*SOURCE MATERIAL*:
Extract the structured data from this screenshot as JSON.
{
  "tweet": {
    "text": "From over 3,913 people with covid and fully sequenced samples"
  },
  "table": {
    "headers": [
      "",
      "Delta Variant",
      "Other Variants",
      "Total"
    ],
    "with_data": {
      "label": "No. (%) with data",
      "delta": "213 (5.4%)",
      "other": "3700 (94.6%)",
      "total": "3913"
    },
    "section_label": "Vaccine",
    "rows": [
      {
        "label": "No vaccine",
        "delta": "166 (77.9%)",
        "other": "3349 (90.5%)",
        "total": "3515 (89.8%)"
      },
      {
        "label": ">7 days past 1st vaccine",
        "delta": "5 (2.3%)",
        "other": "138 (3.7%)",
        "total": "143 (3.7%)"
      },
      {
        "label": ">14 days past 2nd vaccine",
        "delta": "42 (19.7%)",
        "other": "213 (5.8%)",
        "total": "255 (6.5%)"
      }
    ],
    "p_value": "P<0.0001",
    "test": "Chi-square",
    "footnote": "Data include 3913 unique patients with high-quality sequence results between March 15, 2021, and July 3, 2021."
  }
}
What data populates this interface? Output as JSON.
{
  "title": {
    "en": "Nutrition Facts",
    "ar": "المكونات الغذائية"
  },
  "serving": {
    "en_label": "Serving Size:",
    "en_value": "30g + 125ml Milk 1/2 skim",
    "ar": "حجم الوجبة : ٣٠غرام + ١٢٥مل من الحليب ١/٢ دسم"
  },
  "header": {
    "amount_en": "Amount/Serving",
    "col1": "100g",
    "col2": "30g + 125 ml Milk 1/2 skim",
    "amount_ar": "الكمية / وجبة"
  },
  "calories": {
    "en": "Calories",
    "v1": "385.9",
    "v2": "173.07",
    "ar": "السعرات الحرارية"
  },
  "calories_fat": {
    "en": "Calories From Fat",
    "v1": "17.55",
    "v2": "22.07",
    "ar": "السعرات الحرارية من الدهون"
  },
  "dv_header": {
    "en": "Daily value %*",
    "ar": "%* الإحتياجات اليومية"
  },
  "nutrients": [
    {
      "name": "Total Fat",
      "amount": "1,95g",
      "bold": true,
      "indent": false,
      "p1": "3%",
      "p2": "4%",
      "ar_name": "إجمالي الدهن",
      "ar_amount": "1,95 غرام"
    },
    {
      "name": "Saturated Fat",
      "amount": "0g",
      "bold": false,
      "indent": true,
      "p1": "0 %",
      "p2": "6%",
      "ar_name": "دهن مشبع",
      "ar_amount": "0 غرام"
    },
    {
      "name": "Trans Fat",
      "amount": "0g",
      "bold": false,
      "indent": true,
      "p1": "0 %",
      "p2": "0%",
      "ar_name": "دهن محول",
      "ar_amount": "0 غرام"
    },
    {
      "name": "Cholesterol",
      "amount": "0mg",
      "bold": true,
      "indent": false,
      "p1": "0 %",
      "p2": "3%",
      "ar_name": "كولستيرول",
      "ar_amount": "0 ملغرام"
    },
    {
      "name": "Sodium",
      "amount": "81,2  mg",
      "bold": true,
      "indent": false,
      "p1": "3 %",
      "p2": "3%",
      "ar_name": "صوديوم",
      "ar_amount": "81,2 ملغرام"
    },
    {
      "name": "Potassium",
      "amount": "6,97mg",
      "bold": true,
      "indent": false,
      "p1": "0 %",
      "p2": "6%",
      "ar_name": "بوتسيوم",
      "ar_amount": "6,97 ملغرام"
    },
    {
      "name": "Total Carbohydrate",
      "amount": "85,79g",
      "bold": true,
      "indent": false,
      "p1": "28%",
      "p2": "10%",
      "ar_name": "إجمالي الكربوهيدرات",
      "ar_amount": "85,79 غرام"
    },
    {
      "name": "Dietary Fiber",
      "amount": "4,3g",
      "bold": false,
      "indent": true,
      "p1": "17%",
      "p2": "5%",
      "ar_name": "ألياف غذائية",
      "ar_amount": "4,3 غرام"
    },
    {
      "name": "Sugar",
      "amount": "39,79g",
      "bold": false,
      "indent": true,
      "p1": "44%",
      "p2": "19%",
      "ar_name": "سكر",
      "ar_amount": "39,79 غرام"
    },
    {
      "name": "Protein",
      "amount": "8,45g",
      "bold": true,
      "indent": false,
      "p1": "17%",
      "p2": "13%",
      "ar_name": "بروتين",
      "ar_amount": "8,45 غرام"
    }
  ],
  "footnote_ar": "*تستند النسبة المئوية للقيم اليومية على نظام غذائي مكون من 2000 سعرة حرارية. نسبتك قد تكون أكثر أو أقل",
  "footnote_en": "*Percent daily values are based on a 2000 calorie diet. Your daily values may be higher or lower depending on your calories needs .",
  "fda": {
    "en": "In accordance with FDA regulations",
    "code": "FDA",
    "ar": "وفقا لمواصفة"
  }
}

*WHAT YOU NEED TO DO*: Give back every entry exactly, with nothing left out.

*RESPONSE TO THIS TASK*:
Extract the structured data from this screenshot as JSON.
{
  "tweet": {
    "text": "From over 3,913 people with covid and fully sequenced samples"
  },
  "table": {
    "headers": [
      "",
      "Delta Variant",
      "Other Variants",
      "Total"
    ],
    "with_data": {
      "label": "No. (%) with data",
      "delta": "213 (5.4%)",
      "other": "3700 (94.6%)",
      "total": "3913"
    },
    "section_label": "Vaccine",
    "rows": [
      {
        "label": "No vaccine",
        "delta": "166 (77.9%)",
        "other": "3349 (90.5%)",
        "total": "3515 (89.8%)"
      },
      {
        "label": ">7 days past 1st vaccine",
        "delta": "5 (2.3%)",
        "other": "138 (3.7%)",
        "total": "143 (3.7%)"
      },
      {
        "label": ">14 days past 2nd vaccine",
        "delta": "42 (19.7%)",
        "other": "213 (5.8%)",
        "total": "255 (6.5%)"
      }
    ],
    "p_value": "P<0.0001",
    "test": "Chi-square",
    "footnote": "Data include 3913 unique patients with high-quality sequence results between March 15, 2021, and July 3, 2021."
  }
}
What data populates this interface? Output as JSON.
{
  "title": {
    "en": "Nutrition Facts",
    "ar": "المكونات الغذائية"
  },
  "serving": {
    "en_label": "Serving Size:",
    "en_value": "30g + 125ml Milk 1/2 skim",
    "ar": "حجم الوجبة : ٣٠غرام + ١٢٥مل من الحليب ١/٢ دسم"
  },
  "header": {
    "amount_en": "Amount/Serving",
    "col1": "100g",
    "col2": "30g + 125 ml Milk 1/2 skim",
    "amount_ar": "الكمية / وجبة"
  },
  "calories": {
    "en": "Calories",
    "v1": "385.9",
    "v2": "173.07",
    "ar": "السعرات الحرارية"
  },
  "calories_fat": {
    "en": "Calories From Fat",
    "v1": "17.55",
    "v2": "22.07",
    "ar": "السعرات الحرارية من الدهون"
  },
  "dv_header": {
    "en": "Daily value %*",
    "ar": "%* الإحتياجات اليومية"
  },
  "nutrients": [
    {
      "name": "Total Fat",
      "amount": "1,95g",
      "bold": true,
      "indent": false,
      "p1": "3%",
      "p2": "4%",
      "ar_name": "إجمالي الدهن",
      "ar_amount": "1,95 غرام"
    },
    {
      "name": "Saturated Fat",
      "amount": "0g",
      "bold": false,
      "indent": true,
      "p1": "0 %",
      "p2": "6%",
      "ar_name": "دهن مشبع",
      "ar_amount": "0 غرام"
    },
    {
      "name": "Trans Fat",
      "amount": "0g",
      "bold": false,
      "indent": true,
      "p1": "0 %",
      "p2": "0%",
      "ar_name": "دهن محول",
      "ar_amount": "0 غرام"
    },
    {
      "name": "Cholesterol",
      "amount": "0mg",
      "bold": true,
      "indent": false,
      "p1": "0 %",
      "p2": "3%",
      "ar_name": "كولستيرول",
      "ar_amount": "0 ملغرام"
    },
    {
      "name": "Sodium",
      "amount": "81,2  mg",
      "bold": true,
      "indent": false,
      "p1": "3 %",
      "p2": "3%",
      "ar_name": "صوديوم",
      "ar_amount": "81,2 ملغرام"
    },
    {
      "name": "Potassium",
      "amount": "6,97mg",
      "bold": true,
      "indent": false,
      "p1": "0 %",
      "p2": "6%",
      "ar_name": "بوتسيوم",
      "ar_amount": "6,97 ملغرام"
    },
    {
      "name": "Total Carbohydrate",
      "amount": "85,79g",
      "bold": true,
      "indent": false,
      "p1": "28%",
      "p2": "10%",
      "ar_name": "إجمالي الكربوهيدرات",
      "ar_amount": "85,79 غرام"
    },
    {
      "name": "Dietary Fiber",
      "amount": "4,3g",
      "bold": false,
      "indent": true,
      "p1": "17%",
      "p2": "5%",
      "ar_name": "ألياف غذائية",
      "ar_amount": "4,3 غرام"
    },
    {
      "name": "Sugar",
      "amount": "39,79g",
      "bold": false,
      "indent": true,
      "p1": "44%",
      "p2": "19%",
      "ar_name": "سكر",
      "ar_amount": "39,79 غرام"
    },
    {
      "name": "Protein",
      "amount": "8,45g",
      "bold": true,
      "indent": false,
      "p1": "17%",
      "p2": "13%",
      "ar_name": "بروتين",
      "ar_amount": "8,45 غرام"
    }
  ],
  "footnote_ar": "*تستند النسبة المئوية للقيم اليومية على نظام غذائي مكون من 2000 سعرة حرارية. نسبتك قد تكون أكثر أو أقل",
  "footnote_en": "*Percent daily values are based on a 2000 calorie diet. Your daily values may be higher or lower depending on your calories needs .",
  "fda": {
    "en": "In accordance with FDA regulations",
    "code": "FDA",
    "ar": "وفقا لمواصفة"
  }
}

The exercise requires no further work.